### Task statement
What is the number of lines in these entries that contain "ffffff"? State it alone.

### Record list
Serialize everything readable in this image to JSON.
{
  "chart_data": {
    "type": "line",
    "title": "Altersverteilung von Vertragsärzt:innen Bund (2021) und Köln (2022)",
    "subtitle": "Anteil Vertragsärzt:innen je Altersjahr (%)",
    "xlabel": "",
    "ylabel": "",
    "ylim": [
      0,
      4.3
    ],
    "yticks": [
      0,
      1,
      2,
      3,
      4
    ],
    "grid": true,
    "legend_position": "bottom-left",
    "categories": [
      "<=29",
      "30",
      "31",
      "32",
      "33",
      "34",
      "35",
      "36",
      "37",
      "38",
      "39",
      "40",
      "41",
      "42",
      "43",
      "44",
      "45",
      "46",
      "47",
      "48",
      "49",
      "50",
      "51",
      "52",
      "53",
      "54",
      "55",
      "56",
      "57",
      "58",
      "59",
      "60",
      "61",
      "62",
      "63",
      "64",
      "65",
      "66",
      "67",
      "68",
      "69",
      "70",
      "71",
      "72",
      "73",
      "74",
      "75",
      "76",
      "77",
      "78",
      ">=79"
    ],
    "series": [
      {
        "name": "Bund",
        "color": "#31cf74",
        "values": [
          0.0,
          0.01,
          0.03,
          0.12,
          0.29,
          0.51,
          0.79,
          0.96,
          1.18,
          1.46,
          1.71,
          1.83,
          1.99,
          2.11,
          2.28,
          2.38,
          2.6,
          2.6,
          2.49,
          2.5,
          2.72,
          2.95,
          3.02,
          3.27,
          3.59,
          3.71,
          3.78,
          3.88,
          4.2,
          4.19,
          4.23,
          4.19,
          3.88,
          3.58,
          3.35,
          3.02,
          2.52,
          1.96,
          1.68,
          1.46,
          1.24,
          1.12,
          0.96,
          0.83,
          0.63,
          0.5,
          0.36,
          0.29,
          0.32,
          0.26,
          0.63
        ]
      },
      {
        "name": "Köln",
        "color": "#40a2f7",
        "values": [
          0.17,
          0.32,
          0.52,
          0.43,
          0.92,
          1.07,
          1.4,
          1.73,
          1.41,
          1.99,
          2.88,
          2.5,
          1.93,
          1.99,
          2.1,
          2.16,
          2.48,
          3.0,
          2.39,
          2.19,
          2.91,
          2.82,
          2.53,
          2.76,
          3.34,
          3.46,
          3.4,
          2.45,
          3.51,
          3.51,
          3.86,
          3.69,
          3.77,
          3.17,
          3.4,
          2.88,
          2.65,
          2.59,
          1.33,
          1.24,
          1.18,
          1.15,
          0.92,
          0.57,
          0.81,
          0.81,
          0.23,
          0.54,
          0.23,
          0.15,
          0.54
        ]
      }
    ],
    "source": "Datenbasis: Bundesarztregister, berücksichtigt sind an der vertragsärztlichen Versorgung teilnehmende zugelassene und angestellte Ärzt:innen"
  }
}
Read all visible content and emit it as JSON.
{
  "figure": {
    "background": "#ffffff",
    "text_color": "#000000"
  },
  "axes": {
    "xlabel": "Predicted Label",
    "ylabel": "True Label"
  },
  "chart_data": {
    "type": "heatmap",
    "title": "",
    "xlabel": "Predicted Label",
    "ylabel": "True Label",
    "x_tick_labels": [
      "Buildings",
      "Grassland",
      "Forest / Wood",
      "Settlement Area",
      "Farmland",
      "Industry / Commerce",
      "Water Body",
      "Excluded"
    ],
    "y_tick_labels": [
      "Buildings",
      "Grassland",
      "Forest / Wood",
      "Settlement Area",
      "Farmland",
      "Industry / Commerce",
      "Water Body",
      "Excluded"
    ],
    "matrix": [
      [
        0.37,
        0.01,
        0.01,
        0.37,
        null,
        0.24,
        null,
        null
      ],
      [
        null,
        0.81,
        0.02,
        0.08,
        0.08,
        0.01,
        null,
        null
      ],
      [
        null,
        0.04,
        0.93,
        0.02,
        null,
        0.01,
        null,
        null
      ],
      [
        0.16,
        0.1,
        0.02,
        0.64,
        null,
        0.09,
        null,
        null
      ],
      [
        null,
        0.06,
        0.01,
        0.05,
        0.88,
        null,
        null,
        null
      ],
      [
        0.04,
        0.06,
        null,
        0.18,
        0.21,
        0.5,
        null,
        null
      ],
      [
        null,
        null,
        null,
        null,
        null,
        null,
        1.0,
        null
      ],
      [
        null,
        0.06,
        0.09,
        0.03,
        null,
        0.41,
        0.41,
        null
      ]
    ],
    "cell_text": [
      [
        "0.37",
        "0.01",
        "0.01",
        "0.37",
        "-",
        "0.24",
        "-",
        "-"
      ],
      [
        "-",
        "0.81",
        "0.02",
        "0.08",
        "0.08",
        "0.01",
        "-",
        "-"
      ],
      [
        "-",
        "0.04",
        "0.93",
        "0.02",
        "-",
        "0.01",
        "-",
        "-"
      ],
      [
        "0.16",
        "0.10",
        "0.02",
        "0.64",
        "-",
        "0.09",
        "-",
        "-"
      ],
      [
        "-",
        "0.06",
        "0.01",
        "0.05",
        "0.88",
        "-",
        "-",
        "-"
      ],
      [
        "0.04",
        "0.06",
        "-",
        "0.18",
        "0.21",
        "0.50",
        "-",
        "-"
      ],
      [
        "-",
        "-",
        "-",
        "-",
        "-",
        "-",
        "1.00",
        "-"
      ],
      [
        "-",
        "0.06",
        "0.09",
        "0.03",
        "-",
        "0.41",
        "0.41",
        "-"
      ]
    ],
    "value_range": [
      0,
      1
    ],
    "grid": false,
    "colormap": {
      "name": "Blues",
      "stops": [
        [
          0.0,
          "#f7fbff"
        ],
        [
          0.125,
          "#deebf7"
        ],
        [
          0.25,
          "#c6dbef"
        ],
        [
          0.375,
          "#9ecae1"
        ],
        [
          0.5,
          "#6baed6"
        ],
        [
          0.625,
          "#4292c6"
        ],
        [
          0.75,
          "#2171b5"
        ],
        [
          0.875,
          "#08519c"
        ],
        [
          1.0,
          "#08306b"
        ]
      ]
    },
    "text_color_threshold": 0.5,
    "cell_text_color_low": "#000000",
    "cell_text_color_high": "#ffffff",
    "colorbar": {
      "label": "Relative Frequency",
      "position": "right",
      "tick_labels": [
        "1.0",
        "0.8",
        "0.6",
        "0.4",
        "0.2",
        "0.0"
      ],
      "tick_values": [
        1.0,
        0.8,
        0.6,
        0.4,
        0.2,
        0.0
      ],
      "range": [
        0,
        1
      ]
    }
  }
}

### Solution for this exercise
2